Stored records:
* * * * * * * * *
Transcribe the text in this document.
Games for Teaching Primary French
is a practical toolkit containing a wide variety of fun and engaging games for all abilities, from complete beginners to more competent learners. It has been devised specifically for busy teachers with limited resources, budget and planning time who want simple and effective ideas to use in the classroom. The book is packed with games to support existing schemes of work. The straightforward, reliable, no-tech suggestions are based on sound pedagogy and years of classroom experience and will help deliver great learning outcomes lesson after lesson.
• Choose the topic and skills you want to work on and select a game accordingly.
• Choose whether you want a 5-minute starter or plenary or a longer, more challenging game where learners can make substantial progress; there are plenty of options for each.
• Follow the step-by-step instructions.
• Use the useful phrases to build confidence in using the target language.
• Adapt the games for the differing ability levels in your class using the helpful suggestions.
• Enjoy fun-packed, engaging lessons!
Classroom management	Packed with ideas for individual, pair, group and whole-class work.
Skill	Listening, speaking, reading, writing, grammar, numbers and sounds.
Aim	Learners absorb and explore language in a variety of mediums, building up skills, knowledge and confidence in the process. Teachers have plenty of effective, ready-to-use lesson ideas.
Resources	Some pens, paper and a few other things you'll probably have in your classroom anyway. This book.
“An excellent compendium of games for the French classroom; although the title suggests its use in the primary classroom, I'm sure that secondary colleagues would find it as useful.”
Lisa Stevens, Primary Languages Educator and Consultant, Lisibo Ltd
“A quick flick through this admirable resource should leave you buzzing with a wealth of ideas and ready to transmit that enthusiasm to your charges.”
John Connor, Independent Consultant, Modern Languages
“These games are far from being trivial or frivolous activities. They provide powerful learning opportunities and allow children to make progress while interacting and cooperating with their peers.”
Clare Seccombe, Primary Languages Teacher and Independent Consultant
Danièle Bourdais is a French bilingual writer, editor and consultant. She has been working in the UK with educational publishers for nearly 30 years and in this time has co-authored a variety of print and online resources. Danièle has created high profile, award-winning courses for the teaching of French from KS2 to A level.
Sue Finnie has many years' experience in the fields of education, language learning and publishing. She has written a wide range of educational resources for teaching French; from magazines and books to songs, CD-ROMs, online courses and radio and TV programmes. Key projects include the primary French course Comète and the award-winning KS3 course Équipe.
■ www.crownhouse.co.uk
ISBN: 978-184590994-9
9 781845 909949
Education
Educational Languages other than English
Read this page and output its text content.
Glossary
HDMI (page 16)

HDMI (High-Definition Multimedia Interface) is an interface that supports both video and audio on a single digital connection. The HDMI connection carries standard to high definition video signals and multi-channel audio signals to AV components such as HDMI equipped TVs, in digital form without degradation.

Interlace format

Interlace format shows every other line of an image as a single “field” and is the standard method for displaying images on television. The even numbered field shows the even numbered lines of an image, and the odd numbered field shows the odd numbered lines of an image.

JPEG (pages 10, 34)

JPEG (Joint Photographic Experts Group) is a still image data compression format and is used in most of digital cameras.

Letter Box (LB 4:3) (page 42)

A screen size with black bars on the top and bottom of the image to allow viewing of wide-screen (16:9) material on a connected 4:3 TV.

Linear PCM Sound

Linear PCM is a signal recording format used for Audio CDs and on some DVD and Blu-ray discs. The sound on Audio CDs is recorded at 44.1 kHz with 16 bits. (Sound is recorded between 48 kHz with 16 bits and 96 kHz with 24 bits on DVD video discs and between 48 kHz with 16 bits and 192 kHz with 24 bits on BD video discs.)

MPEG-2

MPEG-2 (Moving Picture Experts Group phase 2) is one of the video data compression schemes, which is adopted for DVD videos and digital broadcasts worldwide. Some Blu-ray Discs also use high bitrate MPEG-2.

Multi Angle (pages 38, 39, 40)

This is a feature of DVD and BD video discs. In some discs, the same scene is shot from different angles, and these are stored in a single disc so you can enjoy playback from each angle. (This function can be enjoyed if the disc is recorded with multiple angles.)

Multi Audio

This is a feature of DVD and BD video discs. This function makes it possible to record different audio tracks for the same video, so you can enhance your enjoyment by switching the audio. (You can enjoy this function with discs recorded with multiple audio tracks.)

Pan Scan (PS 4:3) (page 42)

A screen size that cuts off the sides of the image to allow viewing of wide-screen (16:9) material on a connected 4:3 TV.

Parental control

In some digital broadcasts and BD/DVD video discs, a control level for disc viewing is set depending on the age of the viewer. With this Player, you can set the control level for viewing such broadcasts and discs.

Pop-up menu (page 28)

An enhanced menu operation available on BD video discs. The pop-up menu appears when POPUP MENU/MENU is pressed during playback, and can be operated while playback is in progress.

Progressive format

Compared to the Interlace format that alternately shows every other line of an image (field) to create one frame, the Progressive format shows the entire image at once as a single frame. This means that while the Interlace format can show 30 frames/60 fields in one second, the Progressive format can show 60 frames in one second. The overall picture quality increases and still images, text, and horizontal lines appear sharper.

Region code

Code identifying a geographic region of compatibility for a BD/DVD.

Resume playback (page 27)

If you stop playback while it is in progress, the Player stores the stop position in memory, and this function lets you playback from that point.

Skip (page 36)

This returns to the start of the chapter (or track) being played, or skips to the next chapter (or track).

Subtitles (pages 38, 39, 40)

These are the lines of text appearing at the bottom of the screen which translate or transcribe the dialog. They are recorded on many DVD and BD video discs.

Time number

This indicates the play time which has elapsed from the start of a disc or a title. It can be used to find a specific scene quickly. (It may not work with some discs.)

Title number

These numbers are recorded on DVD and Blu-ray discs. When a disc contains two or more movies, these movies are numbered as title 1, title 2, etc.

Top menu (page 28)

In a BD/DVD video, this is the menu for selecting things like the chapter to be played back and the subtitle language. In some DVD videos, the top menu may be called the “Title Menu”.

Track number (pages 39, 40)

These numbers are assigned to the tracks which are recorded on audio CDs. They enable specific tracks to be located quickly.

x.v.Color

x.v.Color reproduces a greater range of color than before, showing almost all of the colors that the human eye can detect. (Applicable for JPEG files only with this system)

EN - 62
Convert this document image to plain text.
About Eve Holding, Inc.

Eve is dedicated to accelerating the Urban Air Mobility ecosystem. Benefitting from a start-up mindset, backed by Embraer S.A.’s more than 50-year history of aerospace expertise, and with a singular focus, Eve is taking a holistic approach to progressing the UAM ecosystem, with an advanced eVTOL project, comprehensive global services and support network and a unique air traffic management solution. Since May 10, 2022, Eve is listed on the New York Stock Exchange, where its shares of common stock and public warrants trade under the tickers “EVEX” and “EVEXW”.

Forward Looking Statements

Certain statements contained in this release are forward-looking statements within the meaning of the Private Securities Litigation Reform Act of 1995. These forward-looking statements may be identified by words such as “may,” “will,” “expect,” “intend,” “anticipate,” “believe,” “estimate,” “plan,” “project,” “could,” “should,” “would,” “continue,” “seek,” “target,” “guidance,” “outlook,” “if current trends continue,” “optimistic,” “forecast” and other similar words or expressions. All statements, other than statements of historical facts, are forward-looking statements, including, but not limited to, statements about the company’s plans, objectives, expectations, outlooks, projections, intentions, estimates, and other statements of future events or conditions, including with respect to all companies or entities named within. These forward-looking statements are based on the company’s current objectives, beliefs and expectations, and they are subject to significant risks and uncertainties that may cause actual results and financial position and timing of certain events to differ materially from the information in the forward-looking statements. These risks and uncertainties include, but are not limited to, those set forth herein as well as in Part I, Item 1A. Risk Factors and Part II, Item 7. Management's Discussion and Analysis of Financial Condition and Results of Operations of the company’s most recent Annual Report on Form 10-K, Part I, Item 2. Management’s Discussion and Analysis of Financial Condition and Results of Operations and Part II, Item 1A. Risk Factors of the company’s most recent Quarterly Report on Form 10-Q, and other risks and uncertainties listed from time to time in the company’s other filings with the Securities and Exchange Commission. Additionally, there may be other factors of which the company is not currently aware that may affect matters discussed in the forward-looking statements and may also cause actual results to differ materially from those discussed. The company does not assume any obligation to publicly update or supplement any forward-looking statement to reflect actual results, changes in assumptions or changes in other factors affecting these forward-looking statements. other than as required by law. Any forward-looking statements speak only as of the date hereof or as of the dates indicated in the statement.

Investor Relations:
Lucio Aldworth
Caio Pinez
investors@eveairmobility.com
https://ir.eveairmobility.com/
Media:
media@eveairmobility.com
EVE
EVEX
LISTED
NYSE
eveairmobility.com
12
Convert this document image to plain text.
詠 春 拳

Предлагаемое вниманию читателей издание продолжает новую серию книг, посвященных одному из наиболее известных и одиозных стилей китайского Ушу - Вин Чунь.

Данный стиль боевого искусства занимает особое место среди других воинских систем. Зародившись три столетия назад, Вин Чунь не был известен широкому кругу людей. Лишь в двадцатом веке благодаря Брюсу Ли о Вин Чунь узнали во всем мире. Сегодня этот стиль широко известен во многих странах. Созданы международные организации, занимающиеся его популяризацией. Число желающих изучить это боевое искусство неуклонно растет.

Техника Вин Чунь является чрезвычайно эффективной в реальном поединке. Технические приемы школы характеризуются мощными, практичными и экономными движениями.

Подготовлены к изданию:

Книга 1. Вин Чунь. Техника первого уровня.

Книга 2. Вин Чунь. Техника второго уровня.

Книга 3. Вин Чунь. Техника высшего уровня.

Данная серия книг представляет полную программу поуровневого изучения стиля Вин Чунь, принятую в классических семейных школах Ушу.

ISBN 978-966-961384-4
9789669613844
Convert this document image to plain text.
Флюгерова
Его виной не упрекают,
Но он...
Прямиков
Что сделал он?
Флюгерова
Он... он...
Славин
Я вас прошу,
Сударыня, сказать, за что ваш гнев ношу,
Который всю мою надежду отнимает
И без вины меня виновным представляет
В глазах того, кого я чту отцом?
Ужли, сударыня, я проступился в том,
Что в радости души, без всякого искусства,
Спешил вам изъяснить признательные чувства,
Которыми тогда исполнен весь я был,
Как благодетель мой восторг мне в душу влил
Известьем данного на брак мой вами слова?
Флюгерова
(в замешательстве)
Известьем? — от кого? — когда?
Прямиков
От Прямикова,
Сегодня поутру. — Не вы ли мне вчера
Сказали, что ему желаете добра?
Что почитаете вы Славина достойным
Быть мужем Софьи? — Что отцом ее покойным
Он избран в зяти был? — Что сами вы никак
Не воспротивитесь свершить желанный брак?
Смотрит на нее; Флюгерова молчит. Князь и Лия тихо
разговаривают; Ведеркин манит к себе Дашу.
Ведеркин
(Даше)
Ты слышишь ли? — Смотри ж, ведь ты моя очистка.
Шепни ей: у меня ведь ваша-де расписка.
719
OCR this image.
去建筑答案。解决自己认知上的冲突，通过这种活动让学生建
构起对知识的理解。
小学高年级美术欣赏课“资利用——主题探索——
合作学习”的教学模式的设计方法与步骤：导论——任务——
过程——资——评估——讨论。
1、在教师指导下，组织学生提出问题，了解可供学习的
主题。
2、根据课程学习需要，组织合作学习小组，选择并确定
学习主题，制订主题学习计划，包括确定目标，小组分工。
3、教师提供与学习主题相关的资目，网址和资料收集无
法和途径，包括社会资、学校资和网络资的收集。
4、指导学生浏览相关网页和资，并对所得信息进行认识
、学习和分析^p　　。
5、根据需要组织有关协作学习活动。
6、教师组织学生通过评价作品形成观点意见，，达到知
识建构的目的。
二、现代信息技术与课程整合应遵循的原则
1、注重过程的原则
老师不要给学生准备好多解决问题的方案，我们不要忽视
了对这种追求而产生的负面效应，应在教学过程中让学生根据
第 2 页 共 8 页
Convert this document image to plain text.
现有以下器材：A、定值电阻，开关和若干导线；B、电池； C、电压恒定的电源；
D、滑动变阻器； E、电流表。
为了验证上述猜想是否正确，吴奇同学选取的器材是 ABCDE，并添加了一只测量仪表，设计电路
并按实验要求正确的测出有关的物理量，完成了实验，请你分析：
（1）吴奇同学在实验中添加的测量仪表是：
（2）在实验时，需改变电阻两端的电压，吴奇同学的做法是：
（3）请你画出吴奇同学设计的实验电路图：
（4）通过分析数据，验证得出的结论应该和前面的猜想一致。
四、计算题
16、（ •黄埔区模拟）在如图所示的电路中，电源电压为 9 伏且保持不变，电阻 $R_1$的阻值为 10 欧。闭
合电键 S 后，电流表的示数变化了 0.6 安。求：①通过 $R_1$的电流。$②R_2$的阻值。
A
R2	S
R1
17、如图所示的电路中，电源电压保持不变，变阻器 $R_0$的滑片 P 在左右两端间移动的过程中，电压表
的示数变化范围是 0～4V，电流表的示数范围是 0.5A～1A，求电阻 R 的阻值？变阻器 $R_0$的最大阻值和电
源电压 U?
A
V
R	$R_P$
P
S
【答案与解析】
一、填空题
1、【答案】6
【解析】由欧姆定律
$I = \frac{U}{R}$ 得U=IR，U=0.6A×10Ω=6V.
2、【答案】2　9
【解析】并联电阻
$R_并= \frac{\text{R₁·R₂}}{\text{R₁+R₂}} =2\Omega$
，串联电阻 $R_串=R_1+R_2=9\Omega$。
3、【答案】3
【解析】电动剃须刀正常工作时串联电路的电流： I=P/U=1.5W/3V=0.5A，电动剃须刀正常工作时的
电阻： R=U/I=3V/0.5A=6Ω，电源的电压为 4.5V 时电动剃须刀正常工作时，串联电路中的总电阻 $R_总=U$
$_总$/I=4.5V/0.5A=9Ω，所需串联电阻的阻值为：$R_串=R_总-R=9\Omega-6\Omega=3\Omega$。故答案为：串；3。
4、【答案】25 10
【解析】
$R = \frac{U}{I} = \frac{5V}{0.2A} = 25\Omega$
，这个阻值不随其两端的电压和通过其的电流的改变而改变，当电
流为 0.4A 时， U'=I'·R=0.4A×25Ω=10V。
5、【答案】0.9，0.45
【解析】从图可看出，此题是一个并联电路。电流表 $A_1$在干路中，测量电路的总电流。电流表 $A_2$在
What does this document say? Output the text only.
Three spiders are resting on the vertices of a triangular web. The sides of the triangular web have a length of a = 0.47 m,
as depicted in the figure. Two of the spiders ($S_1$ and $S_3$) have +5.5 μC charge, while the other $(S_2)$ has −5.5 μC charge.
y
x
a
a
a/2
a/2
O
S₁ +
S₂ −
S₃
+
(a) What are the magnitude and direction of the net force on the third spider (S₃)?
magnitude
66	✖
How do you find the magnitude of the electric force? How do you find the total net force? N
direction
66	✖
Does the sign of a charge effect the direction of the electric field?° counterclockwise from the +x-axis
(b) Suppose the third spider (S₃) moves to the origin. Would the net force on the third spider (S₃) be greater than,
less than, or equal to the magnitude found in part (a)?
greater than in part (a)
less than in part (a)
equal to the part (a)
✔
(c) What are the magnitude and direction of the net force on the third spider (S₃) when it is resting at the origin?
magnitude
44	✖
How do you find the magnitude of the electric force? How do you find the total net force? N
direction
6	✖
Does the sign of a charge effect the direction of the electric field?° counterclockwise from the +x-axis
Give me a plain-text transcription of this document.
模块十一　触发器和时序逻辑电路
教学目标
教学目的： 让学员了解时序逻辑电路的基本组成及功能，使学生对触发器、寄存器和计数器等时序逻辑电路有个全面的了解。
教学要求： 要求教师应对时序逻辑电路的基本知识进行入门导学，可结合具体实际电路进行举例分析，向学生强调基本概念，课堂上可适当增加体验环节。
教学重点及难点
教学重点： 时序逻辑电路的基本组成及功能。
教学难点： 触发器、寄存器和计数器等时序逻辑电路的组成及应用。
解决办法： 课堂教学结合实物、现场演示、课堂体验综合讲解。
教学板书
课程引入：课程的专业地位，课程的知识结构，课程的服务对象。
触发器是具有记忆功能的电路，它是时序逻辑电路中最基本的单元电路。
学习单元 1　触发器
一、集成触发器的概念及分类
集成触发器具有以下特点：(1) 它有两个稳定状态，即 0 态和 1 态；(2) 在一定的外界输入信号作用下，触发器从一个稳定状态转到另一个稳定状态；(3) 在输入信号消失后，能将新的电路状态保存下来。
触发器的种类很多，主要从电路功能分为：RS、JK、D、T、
* * * * * * * * *
Each line that contains the string "videos" counts once; say how many there are and nothing else.

2